**TASK DESCRIPTION**
Reproduce all the lines below exactly and omit the images.

**MATERIAL SUPPLIED**

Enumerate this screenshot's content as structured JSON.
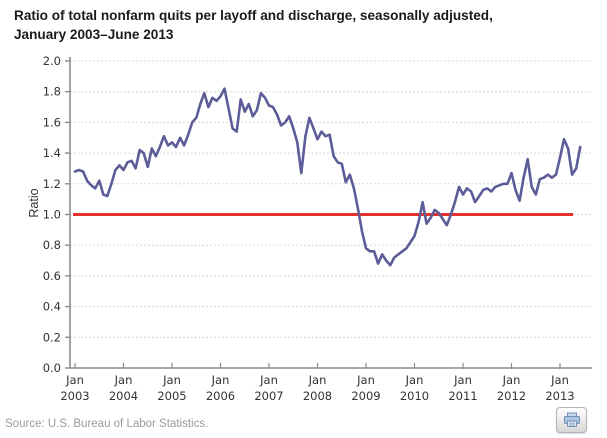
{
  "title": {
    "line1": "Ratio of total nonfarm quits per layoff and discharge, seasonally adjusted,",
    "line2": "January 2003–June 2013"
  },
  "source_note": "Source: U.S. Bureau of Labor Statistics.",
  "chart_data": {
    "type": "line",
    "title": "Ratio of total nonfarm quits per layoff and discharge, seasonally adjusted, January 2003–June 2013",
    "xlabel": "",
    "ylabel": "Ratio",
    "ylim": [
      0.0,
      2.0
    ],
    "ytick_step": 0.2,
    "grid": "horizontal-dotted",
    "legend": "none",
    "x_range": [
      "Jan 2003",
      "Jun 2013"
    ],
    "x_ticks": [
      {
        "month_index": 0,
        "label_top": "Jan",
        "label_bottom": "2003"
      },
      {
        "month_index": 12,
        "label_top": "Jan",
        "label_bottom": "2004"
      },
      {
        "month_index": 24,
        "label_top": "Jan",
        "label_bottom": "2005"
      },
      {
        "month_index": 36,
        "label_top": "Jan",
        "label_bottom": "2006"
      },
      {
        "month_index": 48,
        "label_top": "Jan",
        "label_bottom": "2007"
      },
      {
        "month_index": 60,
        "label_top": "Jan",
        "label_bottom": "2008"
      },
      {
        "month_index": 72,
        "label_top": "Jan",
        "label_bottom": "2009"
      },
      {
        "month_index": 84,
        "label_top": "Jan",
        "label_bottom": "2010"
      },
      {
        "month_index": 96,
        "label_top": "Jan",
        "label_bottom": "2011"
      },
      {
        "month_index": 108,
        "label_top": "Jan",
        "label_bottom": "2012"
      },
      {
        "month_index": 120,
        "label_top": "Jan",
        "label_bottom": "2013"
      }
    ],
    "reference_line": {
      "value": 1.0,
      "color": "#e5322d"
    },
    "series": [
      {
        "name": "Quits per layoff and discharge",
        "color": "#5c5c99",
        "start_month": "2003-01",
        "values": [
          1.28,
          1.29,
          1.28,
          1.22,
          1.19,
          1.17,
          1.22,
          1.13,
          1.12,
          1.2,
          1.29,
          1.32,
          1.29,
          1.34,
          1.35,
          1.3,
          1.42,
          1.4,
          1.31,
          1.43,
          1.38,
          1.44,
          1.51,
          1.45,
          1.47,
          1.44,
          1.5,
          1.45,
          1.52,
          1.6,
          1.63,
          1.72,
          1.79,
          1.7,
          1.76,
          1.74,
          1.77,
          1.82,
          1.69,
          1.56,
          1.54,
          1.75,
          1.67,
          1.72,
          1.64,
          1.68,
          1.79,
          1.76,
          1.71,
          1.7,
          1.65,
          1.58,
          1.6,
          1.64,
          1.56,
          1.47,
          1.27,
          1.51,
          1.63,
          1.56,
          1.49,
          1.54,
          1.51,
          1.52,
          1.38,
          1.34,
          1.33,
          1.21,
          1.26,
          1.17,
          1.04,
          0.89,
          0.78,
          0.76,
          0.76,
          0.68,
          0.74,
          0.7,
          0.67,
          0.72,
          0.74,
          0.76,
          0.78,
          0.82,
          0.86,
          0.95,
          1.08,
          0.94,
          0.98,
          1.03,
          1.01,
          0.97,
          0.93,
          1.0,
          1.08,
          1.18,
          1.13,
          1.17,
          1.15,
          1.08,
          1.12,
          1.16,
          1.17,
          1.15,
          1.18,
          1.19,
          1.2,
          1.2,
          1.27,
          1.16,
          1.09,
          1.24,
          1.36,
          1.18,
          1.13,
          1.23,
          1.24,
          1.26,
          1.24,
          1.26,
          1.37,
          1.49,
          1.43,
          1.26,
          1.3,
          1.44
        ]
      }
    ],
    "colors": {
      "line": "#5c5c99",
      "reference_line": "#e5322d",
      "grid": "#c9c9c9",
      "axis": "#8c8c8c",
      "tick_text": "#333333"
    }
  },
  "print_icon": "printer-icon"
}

**TASK ANSWER**
Enumerate this screenshot's content as structured JSON.
{
  "title": {
    "line1": "Ratio of total nonfarm quits per layoff and discharge, seasonally adjusted,",
    "line2": "January 2003–June 2013"
  },
  "source_note": "Source: U.S. Bureau of Labor Statistics.",
  "chart_data": {
    "type": "line",
    "title": "Ratio of total nonfarm quits per layoff and discharge, seasonally adjusted, January 2003–June 2013",
    "xlabel": "",
    "ylabel": "Ratio",
    "ylim": [
      0.0,
      2.0
    ],
    "ytick_step": 0.2,
    "grid": "horizontal-dotted",
    "legend": "none",
    "x_range": [
      "Jan 2003",
      "Jun 2013"
    ],
    "x_ticks": [
      {
        "month_index": 0,
        "label_top": "Jan",
        "label_bottom": "2003"
      },
      {
        "month_index": 12,
        "label_top": "Jan",
        "label_bottom": "2004"
      },
      {
        "month_index": 24,
        "label_top": "Jan",
        "label_bottom": "2005"
      },
      {
        "month_index": 36,
        "label_top": "Jan",
        "label_bottom": "2006"
      },
      {
        "month_index": 48,
        "label_top": "Jan",
        "label_bottom": "2007"
      },
      {
        "month_index": 60,
        "label_top": "Jan",
        "label_bottom": "2008"
      },
      {
        "month_index": 72,
        "label_top": "Jan",
        "label_bottom": "2009"
      },
      {
        "month_index": 84,
        "label_top": "Jan",
        "label_bottom": "2010"
      },
      {
        "month_index": 96,
        "label_top": "Jan",
        "label_bottom": "2011"
      },
      {
        "month_index": 108,
        "label_top": "Jan",
        "label_bottom": "2012"
      },
      {
        "month_index": 120,
        "label_top": "Jan",
        "label_bottom": "2013"
      }
    ],
    "reference_line": {
      "value": 1.0,
      "color": "#e5322d"
    },
    "series": [
      {
        "name": "Quits per layoff and discharge",
        "color": "#5c5c99",
        "start_month": "2003-01",
        "values": [
          1.28,
          1.29,
          1.28,
          1.22,
          1.19,
          1.17,
          1.22,
          1.13,
          1.12,
          1.2,
          1.29,
          1.32,
          1.29,
          1.34,
          1.35,
          1.3,
          1.42,
          1.4,
          1.31,
          1.43,
          1.38,
          1.44,
          1.51,
          1.45,
          1.47,
          1.44,
          1.5,
          1.45,
          1.52,
          1.6,
          1.63,
          1.72,
          1.79,
          1.7,
          1.76,
          1.74,
          1.77,
          1.82,
          1.69,
          1.56,
          1.54,
          1.75,
          1.67,
          1.72,
          1.64,
          1.68,
          1.79,
          1.76,
          1.71,
          1.7,
          1.65,
          1.58,
          1.6,
          1.64,
          1.56,
          1.47,
          1.27,
          1.51,
          1.63,
          1.56,
          1.49,
          1.54,
          1.51,
          1.52,
          1.38,
          1.34,
          1.33,
          1.21,
          1.26,
          1.17,
          1.04,
          0.89,
          0.78,
          0.76,
          0.76,
          0.68,
          0.74,
          0.7,
          0.67,
          0.72,
          0.74,
          0.76,
          0.78,
          0.82,
          0.86,
          0.95,
          1.08,
          0.94,
          0.98,
          1.03,
          1.01,
          0.97,
          0.93,
          1.0,
          1.08,
          1.18,
          1.13,
          1.17,
          1.15,
          1.08,
          1.12,
          1.16,
          1.17,
          1.15,
          1.18,
          1.19,
          1.2,
          1.2,
          1.27,
          1.16,
          1.09,
          1.24,
          1.36,
          1.18,
          1.13,
          1.23,
          1.24,
          1.26,
          1.24,
          1.26,
          1.37,
          1.49,
          1.43,
          1.26,
          1.3,
          1.44
        ]
      }
    ],
    "colors": {
      "line": "#5c5c99",
      "reference_line": "#e5322d",
      "grid": "#c9c9c9",
      "axis": "#8c8c8c",
      "tick_text": "#333333"
    }
  },
  "print_icon": "printer-icon"
}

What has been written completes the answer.